**GIVEN EXERCISE**.
Work through the data line by line, gathering every line that has the word "månad".

**PROVIDED ENTRIES**.

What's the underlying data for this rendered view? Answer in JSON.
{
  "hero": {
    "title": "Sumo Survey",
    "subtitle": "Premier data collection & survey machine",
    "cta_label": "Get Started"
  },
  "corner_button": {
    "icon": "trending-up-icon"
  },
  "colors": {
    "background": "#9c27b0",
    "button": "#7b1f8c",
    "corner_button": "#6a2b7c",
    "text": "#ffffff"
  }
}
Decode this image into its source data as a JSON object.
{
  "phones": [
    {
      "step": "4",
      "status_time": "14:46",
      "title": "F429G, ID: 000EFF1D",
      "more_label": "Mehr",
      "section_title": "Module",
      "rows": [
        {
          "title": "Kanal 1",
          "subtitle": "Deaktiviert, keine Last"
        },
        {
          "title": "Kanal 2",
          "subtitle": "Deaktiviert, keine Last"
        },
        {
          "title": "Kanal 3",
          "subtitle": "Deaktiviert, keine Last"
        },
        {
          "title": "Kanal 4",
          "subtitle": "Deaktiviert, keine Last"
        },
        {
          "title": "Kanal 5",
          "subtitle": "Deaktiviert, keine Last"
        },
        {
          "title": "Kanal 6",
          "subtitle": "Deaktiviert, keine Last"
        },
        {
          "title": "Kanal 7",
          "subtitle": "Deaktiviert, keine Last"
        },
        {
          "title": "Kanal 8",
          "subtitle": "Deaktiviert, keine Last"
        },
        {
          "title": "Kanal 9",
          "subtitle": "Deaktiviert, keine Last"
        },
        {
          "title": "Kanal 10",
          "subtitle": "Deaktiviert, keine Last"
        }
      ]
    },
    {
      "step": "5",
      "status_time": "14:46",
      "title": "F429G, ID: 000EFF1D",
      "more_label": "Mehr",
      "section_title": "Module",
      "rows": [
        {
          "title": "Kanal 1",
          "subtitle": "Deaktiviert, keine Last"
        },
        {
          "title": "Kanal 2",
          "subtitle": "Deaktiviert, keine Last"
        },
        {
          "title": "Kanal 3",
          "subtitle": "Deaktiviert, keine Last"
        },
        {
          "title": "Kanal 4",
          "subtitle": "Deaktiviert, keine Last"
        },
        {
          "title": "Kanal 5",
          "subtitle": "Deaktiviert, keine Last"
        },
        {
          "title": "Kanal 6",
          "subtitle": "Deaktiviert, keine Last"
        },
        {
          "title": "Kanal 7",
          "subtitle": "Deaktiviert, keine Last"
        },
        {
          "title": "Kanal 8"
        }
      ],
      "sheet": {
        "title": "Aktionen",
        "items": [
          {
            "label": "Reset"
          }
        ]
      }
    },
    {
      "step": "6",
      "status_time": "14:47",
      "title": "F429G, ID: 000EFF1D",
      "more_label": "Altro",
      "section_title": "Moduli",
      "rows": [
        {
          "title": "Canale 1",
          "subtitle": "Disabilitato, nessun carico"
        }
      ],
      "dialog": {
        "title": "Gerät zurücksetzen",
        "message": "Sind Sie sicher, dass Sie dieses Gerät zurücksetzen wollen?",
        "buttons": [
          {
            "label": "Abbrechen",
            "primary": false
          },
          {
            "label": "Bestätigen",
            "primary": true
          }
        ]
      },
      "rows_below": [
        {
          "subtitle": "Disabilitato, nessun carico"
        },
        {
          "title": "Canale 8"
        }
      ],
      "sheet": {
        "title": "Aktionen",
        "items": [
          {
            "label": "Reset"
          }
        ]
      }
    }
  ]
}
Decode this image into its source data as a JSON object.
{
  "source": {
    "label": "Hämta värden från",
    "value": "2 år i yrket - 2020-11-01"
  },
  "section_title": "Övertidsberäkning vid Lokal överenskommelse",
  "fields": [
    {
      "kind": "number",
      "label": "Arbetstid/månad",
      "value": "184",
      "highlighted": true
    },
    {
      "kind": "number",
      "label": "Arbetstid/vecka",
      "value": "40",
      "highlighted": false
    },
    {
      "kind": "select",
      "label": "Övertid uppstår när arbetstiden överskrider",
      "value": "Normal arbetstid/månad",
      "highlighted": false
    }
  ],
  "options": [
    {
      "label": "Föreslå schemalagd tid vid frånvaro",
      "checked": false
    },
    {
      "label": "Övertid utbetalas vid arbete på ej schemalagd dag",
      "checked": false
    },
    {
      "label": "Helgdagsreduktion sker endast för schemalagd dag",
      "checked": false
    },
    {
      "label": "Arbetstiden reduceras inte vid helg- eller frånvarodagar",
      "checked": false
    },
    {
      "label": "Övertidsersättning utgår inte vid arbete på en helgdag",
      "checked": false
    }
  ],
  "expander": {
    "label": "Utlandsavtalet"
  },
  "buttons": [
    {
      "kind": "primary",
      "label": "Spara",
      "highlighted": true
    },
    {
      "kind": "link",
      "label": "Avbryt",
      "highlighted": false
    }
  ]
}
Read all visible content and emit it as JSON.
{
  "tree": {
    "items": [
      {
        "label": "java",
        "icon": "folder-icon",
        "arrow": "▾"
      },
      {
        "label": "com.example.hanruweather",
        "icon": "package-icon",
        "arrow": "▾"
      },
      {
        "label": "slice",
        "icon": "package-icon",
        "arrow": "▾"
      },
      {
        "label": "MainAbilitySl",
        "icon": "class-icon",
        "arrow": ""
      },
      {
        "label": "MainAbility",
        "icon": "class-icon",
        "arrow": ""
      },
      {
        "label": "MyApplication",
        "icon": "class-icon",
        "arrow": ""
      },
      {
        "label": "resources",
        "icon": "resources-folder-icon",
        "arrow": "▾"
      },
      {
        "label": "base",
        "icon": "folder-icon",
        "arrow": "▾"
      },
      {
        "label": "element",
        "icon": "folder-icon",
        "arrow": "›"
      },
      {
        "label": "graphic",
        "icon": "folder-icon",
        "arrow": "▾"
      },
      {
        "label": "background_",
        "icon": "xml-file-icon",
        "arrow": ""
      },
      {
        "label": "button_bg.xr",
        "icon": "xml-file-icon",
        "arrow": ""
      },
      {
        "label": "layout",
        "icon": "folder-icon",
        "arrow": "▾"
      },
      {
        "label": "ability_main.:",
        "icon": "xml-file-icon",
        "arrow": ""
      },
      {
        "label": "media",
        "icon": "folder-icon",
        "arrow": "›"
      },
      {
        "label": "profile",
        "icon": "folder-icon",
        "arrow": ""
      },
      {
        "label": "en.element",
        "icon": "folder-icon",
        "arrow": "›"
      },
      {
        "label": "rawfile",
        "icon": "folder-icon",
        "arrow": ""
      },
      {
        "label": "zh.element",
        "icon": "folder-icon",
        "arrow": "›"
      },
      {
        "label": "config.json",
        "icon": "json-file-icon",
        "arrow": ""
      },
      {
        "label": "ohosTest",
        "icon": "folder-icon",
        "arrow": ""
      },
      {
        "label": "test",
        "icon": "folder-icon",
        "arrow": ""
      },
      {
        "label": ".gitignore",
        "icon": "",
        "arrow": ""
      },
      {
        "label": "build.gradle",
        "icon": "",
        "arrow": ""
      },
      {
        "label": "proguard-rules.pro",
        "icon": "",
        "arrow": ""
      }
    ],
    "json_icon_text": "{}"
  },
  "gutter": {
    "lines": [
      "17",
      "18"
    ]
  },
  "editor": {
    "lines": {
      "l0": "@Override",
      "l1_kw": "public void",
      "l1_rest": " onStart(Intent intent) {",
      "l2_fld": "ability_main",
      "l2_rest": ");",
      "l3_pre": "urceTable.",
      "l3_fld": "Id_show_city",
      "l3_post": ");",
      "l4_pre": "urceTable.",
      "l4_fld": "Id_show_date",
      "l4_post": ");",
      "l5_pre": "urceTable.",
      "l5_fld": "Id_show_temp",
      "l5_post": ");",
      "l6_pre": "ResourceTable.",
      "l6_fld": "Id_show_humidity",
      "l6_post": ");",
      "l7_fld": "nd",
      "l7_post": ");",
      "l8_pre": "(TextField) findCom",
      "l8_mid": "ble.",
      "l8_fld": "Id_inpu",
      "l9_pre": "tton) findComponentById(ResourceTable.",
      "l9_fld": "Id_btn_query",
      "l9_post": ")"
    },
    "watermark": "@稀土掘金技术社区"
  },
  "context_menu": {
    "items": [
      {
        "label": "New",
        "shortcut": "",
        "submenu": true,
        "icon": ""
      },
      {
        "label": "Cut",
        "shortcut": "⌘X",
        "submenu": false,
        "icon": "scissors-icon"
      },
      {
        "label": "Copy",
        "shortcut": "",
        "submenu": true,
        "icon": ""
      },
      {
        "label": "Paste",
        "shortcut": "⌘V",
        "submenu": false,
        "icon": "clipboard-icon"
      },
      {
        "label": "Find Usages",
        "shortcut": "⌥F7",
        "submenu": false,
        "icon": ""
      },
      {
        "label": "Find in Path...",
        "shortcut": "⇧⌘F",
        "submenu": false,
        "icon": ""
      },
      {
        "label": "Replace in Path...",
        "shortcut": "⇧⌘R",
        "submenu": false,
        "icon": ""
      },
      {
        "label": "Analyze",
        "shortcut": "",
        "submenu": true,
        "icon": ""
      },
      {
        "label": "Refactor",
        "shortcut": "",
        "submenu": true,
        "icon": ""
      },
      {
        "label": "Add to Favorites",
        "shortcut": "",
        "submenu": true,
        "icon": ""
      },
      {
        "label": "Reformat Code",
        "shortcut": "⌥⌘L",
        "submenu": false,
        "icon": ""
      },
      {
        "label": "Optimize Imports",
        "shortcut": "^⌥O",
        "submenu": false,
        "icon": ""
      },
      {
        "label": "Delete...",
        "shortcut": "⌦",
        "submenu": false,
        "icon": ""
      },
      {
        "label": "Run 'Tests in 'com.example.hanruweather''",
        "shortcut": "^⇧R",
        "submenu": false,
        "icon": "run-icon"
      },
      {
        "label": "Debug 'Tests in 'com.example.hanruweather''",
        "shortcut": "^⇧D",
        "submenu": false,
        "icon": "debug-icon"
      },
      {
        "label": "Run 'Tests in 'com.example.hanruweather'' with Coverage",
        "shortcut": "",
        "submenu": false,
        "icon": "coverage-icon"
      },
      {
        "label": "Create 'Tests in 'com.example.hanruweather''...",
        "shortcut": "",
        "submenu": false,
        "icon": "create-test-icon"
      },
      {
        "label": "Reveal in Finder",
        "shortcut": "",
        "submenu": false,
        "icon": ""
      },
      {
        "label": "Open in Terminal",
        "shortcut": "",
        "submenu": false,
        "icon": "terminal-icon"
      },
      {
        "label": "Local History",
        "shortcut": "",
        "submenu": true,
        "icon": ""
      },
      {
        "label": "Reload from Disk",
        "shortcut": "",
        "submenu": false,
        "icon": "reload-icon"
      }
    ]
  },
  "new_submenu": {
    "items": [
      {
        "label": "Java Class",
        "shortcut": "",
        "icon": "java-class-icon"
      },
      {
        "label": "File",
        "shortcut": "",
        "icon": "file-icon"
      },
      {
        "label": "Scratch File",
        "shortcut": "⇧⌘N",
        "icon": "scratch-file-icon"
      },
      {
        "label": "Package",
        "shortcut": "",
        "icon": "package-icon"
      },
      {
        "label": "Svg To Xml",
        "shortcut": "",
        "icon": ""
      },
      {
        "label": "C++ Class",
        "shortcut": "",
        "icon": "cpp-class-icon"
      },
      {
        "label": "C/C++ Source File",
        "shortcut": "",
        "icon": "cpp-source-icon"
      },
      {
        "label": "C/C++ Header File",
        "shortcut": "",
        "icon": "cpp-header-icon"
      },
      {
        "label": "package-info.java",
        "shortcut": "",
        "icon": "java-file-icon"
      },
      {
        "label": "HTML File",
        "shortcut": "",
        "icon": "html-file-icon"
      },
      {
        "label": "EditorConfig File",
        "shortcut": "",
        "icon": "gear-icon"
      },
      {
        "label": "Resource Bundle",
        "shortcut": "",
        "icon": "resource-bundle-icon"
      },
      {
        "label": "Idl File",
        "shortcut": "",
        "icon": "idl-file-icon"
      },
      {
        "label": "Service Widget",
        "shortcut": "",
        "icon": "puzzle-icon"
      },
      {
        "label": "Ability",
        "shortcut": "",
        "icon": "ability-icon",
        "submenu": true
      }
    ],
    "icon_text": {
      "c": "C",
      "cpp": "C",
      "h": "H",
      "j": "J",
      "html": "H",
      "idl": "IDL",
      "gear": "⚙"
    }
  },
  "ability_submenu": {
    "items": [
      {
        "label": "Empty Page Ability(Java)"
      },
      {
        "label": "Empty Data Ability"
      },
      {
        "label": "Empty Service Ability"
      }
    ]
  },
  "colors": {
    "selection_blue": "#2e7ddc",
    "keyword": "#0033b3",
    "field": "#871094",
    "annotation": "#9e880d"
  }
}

**FULL ANSWER**.
      "label": "Arbetstid/månad",
      "value": "Normal arbetstid/månad",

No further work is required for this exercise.